### What you should do
Whenever the string "Omega" turns up in a line of the data below, copy that line.

### The input
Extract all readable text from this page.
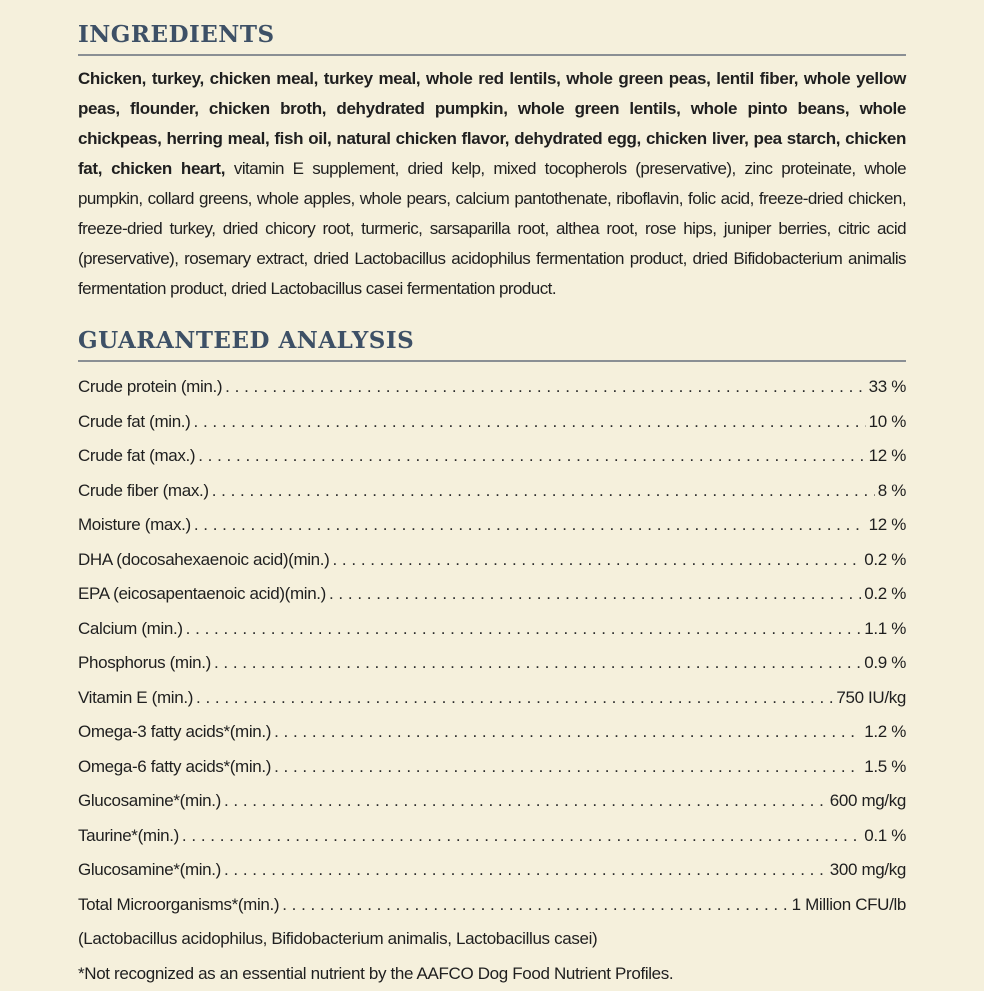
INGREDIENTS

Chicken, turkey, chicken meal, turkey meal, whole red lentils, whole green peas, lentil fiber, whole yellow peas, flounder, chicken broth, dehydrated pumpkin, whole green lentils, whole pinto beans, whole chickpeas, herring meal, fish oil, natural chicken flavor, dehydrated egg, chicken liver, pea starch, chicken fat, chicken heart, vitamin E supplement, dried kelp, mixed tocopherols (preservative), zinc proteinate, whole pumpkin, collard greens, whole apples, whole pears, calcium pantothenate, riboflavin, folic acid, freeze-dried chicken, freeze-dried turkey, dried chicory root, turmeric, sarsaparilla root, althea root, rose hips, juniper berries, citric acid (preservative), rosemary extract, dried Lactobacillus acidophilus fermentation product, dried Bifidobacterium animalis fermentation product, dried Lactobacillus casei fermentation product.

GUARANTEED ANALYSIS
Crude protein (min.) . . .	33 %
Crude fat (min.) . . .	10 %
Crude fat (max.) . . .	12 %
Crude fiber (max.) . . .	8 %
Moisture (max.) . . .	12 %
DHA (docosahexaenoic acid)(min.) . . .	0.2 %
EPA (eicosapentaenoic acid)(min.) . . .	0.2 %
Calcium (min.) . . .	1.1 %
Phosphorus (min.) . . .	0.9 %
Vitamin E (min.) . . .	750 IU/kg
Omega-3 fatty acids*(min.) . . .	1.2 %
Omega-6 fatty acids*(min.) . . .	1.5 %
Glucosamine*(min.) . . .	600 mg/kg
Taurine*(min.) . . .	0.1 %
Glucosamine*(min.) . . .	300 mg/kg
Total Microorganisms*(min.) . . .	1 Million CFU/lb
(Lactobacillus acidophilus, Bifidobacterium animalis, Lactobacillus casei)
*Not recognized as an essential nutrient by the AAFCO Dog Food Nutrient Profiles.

### Exercise solution
Omega-3 fatty acids*(min.) . . .	1.2 %
Omega-6 fatty acids*(min.) . . .	1.5 %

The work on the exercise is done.